## Exercise objective:
Count how many lines below include the string "this", and give that number without anything else.

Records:
>> start

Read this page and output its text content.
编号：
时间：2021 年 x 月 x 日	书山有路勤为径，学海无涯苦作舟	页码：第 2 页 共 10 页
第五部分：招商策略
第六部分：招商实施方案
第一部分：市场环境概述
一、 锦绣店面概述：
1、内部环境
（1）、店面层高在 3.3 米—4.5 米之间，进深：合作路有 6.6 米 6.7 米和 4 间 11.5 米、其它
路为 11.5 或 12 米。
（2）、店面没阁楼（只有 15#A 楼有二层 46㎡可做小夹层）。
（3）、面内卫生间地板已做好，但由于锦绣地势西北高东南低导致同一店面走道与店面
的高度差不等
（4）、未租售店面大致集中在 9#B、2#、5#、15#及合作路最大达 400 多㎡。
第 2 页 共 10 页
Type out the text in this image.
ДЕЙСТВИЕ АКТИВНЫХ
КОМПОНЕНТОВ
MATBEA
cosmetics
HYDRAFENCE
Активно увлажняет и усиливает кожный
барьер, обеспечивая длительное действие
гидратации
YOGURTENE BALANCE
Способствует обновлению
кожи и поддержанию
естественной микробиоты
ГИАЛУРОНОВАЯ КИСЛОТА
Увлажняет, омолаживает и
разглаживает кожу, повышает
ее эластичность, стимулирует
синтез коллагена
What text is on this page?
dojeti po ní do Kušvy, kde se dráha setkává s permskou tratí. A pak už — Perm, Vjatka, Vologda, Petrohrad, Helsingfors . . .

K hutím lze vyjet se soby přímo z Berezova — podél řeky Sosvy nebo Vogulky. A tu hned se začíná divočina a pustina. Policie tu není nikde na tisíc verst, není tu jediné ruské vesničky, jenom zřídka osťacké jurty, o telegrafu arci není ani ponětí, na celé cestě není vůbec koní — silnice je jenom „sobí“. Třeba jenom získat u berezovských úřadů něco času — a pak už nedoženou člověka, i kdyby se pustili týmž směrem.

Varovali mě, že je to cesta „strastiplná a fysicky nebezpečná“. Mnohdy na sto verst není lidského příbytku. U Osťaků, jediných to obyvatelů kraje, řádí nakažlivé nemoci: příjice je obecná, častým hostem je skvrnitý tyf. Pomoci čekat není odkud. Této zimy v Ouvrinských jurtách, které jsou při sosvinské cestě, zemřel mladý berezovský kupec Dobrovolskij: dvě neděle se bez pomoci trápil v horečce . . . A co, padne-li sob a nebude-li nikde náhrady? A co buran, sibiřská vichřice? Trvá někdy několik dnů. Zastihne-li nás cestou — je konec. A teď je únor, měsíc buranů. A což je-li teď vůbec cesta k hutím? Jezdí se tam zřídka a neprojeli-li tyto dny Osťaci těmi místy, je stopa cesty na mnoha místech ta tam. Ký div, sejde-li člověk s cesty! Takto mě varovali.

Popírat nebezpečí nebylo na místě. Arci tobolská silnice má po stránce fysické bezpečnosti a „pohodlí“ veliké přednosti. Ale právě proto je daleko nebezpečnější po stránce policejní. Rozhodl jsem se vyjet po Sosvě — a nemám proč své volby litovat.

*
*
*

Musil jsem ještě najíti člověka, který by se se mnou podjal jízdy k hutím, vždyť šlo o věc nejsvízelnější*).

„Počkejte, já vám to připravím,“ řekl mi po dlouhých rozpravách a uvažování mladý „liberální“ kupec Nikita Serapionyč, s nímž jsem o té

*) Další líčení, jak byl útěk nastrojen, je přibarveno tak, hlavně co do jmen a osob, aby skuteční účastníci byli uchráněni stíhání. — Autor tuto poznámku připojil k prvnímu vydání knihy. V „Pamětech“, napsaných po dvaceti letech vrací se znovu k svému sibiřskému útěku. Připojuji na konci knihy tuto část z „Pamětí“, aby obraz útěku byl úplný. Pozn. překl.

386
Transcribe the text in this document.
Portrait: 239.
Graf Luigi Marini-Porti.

>> end

## Reply:
4